» **WHAT YOU NEED TO DO**:
Repeat each line of the material below exactly as it appears, minus any pictures.

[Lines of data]
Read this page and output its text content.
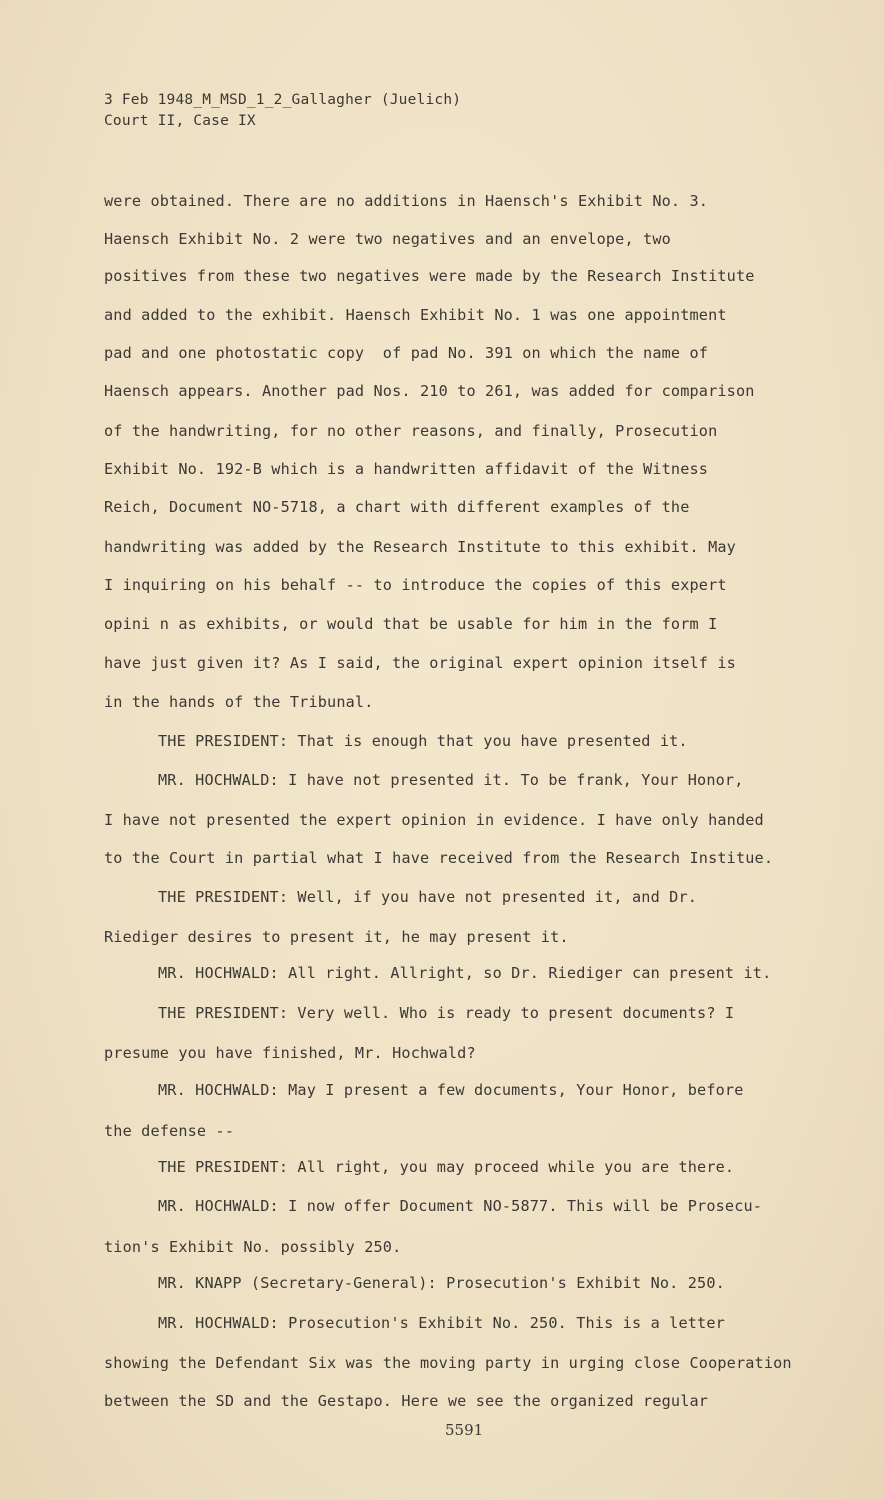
3 Feb 1948_M_MSD_1_2_Gallagher (Juelich)
Court II, Case IX
were obtained. There are no additions in Haensch's Exhibit No. 3.
Haensch Exhibit No. 2 were two negatives and an envelope, two
positives from these two negatives were made by the Research Institute
and added to the exhibit. Haensch Exhibit No. 1 was one appointment
pad and one photostatic copy  of pad No. 391 on which the name of
Haensch appears. Another pad Nos. 210 to 261, was added for comparison
of the handwriting, for no other reasons, and finally, Prosecution
Exhibit No. 192-B which is a handwritten affidavit of the Witness
Reich, Document NO-5718, a chart with different examples of the
handwriting was added by the Research Institute to this exhibit. May
I inquiring on his behalf -- to introduce the copies of this expert
opini n as exhibits, or would that be usable for him in the form I
have just given it? As I said, the original expert opinion itself is
in the hands of the Tribunal.
THE PRESIDENT: That is enough that you have presented it.
MR. HOCHWALD: I have not presented it. To be frank, Your Honor,
I have not presented the expert opinion in evidence. I have only handed
to the Court in partial what I have received from the Research Institue.
THE PRESIDENT: Well, if you have not presented it, and Dr.
Riediger desires to present it, he may present it.
MR. HOCHWALD: All right. Allright, so Dr. Riediger can present it.
THE PRESIDENT: Very well. Who is ready to present documents? I
presume you have finished, Mr. Hochwald?
MR. HOCHWALD: May I present a few documents, Your Honor, before
the defense --
THE PRESIDENT: All right, you may proceed while you are there.
MR. HOCHWALD: I now offer Document NO-5877. This will be Prosecu-
tion's Exhibit No. possibly 250.
MR. KNAPP (Secretary-General): Prosecution's Exhibit No. 250.
MR. HOCHWALD: Prosecution's Exhibit No. 250. This is a letter
showing the Defendant Six was the moving party in urging close Cooperation
between the SD and the Gestapo. Here we see the organized regular
5591
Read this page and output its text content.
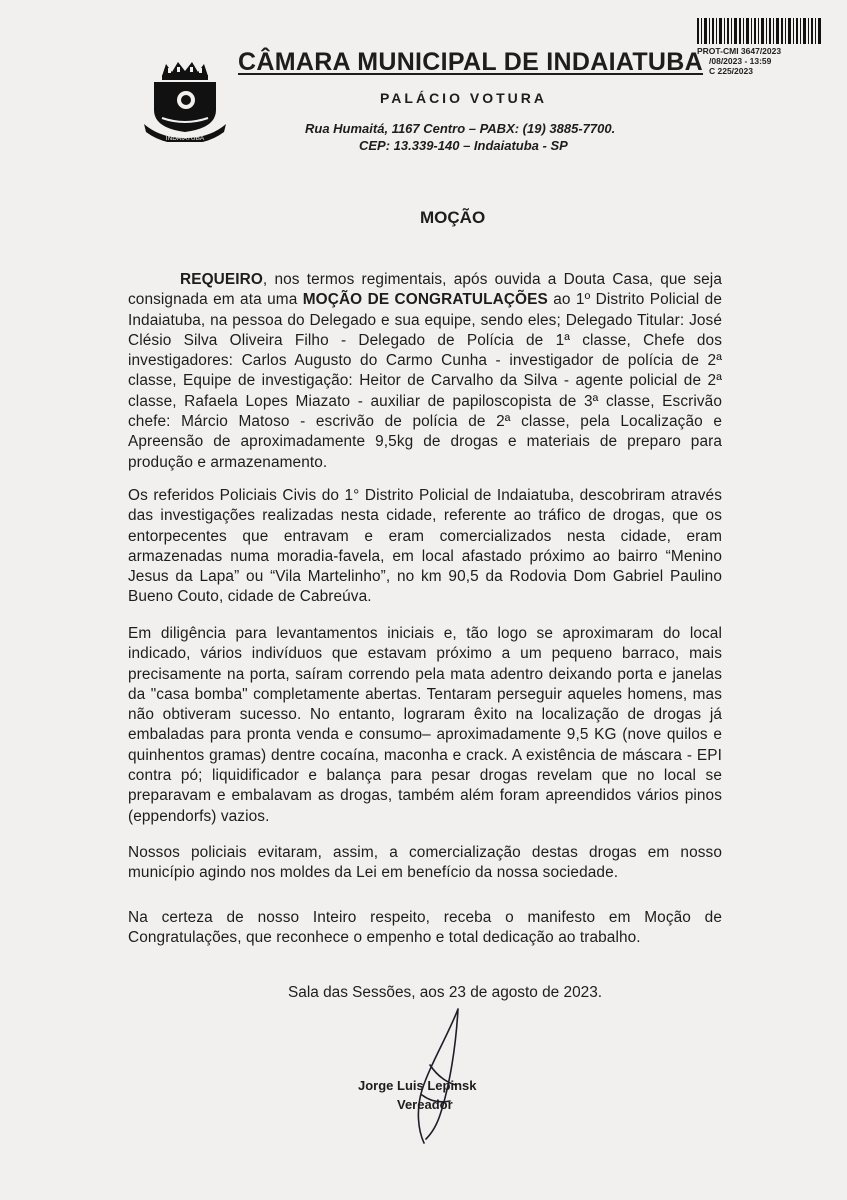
PROT-CMI 3647/2023
/08/2023 - 13:59
C 225/2023
INDAIATUBA
CÂMARA MUNICIPAL DE INDAIATUBA
PALÁCIO VOTURA
Rua Humaitá, 1167 Centro – PABX: (19) 3885-7700.
CEP: 13.339-140 – Indaiatuba - SP
MOÇÃO
REQUEIRO, nos termos regimentais, após ouvida a Douta Casa, que seja consignada em ata uma MOÇÃO DE CONGRATULAÇÕES ao 1º Distrito Policial de Indaiatuba, na pessoa do Delegado e sua equipe, sendo eles; Delegado Titular: José Clésio Silva Oliveira Filho - Delegado de Polícia de 1ª classe, Chefe dos investigadores: Carlos Augusto do Carmo Cunha - investigador de polícia de 2ª classe, Equipe de investigação: Heitor de Carvalho da Silva - agente policial de 2ª classe, Rafaela Lopes Miazato - auxiliar de papiloscopista de 3ª classe, Escrivão chefe: Márcio Matoso - escrivão de polícia de 2ª classe, pela Localização e Apreensão de aproximadamente 9,5kg de drogas e materiais de preparo para produção e armazenamento.
Os referidos Policiais Civis do 1° Distrito Policial de Indaiatuba, descobriram através das investigações realizadas nesta cidade, referente ao tráfico de drogas, que os entorpecentes que entravam e eram comercializados nesta cidade, eram armazenadas numa moradia-favela, em local afastado próximo ao bairro “Menino Jesus da Lapa” ou “Vila Martelinho”, no km 90,5 da Rodovia Dom Gabriel Paulino Bueno Couto, cidade de Cabreúva.
Em diligência para levantamentos iniciais e, tão logo se aproximaram do local indicado, vários indivíduos que estavam próximo a um pequeno barraco, mais precisamente na porta, saíram correndo pela mata adentro deixando porta e janelas da "casa bomba" completamente abertas. Tentaram perseguir aqueles homens, mas não obtiveram sucesso. No entanto, lograram êxito na localização de drogas já embaladas para pronta venda e consumo– aproximadamente 9,5 KG (nove quilos e quinhentos gramas) dentre cocaína, maconha e crack. A existência de máscara - EPI contra pó; liquidificador e balança para pesar drogas revelam que no local se preparavam e embalavam as drogas, também além foram apreendidos vários pinos (eppendorfs) vazios.
Nossos policiais evitaram, assim, a comercialização destas drogas em nosso município agindo nos moldes da Lei em benefício da nossa sociedade.
Na certeza de nosso Inteiro respeito, receba o manifesto em Moção de Congratulações, que reconhece o empenho e total dedicação ao trabalho.
Sala das Sessões, aos 23 de agosto de 2023.
Jorge Luis Lepinsk
Vereador
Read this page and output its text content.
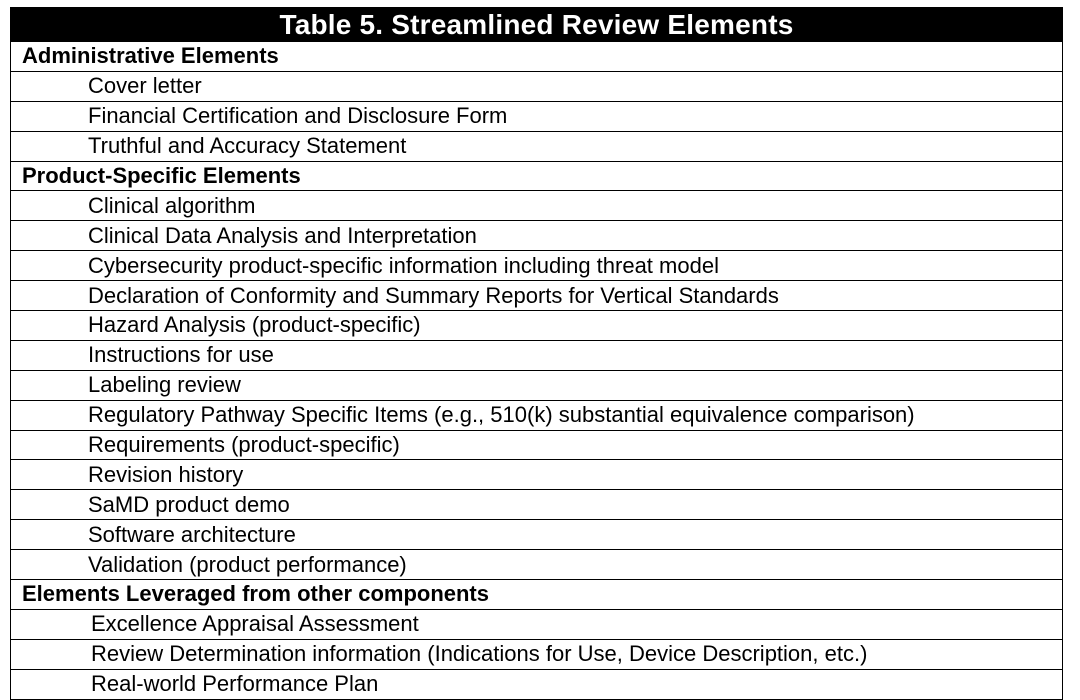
Table 5. Streamlined Review Elements
Administrative Elements
Cover letter
Financial Certification and Disclosure Form
Truthful and Accuracy Statement
Product-Specific Elements
Clinical algorithm
Clinical Data Analysis and Interpretation
Cybersecurity product-specific information including threat model
Declaration of Conformity and Summary Reports for Vertical Standards
Hazard Analysis (product-specific)
Instructions for use
Labeling review
Regulatory Pathway Specific Items (e.g., 510(k) substantial equivalence comparison)
Requirements (product-specific)
Revision history
SaMD product demo
Software architecture
Validation (product performance)
Elements Leveraged from other components
Excellence Appraisal Assessment
Review Determination information (Indications for Use, Device Description, etc.)
Real-world Performance Plan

» **ANSWER TO THIS EXERCISE**:
Read this page and output its text content.
3 Feb 1948_M_MSD_1_2_Gallagher (Juelich)
Court II, Case IX
were obtained. There are no additions in Haensch's Exhibit No. 3.
Haensch Exhibit No. 2 were two negatives and an envelope, two
positives from these two negatives were made by the Research Institute
and added to the exhibit. Haensch Exhibit No. 1 was one appointment
pad and one photostatic copy  of pad No. 391 on which the name of
Haensch appears. Another pad Nos. 210 to 261, was added for comparison
of the handwriting, for no other reasons, and finally, Prosecution
Exhibit No. 192-B which is a handwritten affidavit of the Witness
Reich, Document NO-5718, a chart with different examples of the
handwriting was added by the Research Institute to this exhibit. May
I inquiring on his behalf -- to introduce the copies of this expert
opini n as exhibits, or would that be usable for him in the form I
have just given it? As I said, the original expert opinion itself is
in the hands of the Tribunal.
THE PRESIDENT: That is enough that you have presented it.
MR. HOCHWALD: I have not presented it. To be frank, Your Honor,
I have not presented the expert opinion in evidence. I have only handed
to the Court in partial what I have received from the Research Institue.
THE PRESIDENT: Well, if you have not presented it, and Dr.
Riediger desires to present it, he may present it.
MR. HOCHWALD: All right. Allright, so Dr. Riediger can present it.
THE PRESIDENT: Very well. Who is ready to present documents? I
presume you have finished, Mr. Hochwald?
MR. HOCHWALD: May I present a few documents, Your Honor, before
the defense --
THE PRESIDENT: All right, you may proceed while you are there.
MR. HOCHWALD: I now offer Document NO-5877. This will be Prosecu-
tion's Exhibit No. possibly 250.
MR. KNAPP (Secretary-General): Prosecution's Exhibit No. 250.
MR. HOCHWALD: Prosecution's Exhibit No. 250. This is a letter
showing the Defendant Six was the moving party in urging close Cooperation
between the SD and the Gestapo. Here we see the organized regular
5591
Read this page and output its text content.
PROT-CMI 3647/2023
/08/2023 - 13:59
C 225/2023
INDAIATUBA
CÂMARA MUNICIPAL DE INDAIATUBA
PALÁCIO VOTURA
Rua Humaitá, 1167 Centro – PABX: (19) 3885-7700.
CEP: 13.339-140 – Indaiatuba - SP
MOÇÃO
REQUEIRO, nos termos regimentais, após ouvida a Douta Casa, que seja consignada em ata uma MOÇÃO DE CONGRATULAÇÕES ao 1º Distrito Policial de Indaiatuba, na pessoa do Delegado e sua equipe, sendo eles; Delegado Titular: José Clésio Silva Oliveira Filho - Delegado de Polícia de 1ª classe, Chefe dos investigadores: Carlos Augusto do Carmo Cunha - investigador de polícia de 2ª classe, Equipe de investigação: Heitor de Carvalho da Silva - agente policial de 2ª classe, Rafaela Lopes Miazato - auxiliar de papiloscopista de 3ª classe, Escrivão chefe: Márcio Matoso - escrivão de polícia de 2ª classe, pela Localização e Apreensão de aproximadamente 9,5kg de drogas e materiais de preparo para produção e armazenamento.
Os referidos Policiais Civis do 1° Distrito Policial de Indaiatuba, descobriram através das investigações realizadas nesta cidade, referente ao tráfico de drogas, que os entorpecentes que entravam e eram comercializados nesta cidade, eram armazenadas numa moradia-favela, em local afastado próximo ao bairro “Menino Jesus da Lapa” ou “Vila Martelinho”, no km 90,5 da Rodovia Dom Gabriel Paulino Bueno Couto, cidade de Cabreúva.
Em diligência para levantamentos iniciais e, tão logo se aproximaram do local indicado, vários indivíduos que estavam próximo a um pequeno barraco, mais precisamente na porta, saíram correndo pela mata adentro deixando porta e janelas da "casa bomba" completamente abertas. Tentaram perseguir aqueles homens, mas não obtiveram sucesso. No entanto, lograram êxito na localização de drogas já embaladas para pronta venda e consumo– aproximadamente 9,5 KG (nove quilos e quinhentos gramas) dentre cocaína, maconha e crack. A existência de máscara - EPI contra pó; liquidificador e balança para pesar drogas revelam que no local se preparavam e embalavam as drogas, também além foram apreendidos vários pinos (eppendorfs) vazios.
Nossos policiais evitaram, assim, a comercialização destas drogas em nosso município agindo nos moldes da Lei em benefício da nossa sociedade.
Na certeza de nosso Inteiro respeito, receba o manifesto em Moção de Congratulações, que reconhece o empenho e total dedicação ao trabalho.
Sala das Sessões, aos 23 de agosto de 2023.
Jorge Luis Lepinsk
Vereador
Read this page and output its text content.
Table 5. Streamlined Review Elements
Administrative Elements
Cover letter
Financial Certification and Disclosure Form
Truthful and Accuracy Statement
Product-Specific Elements
Clinical algorithm
Clinical Data Analysis and Interpretation
Cybersecurity product-specific information including threat model
Declaration of Conformity and Summary Reports for Vertical Standards
Hazard Analysis (product-specific)
Instructions for use
Labeling review
Regulatory Pathway Specific Items (e.g., 510(k) substantial equivalence comparison)
Requirements (product-specific)
Revision history
SaMD product demo
Software architecture
Validation (product performance)
Elements Leveraged from other components
Excellence Appraisal Assessment
Review Determination information (Indications for Use, Device Description, etc.)
Real-world Performance Plan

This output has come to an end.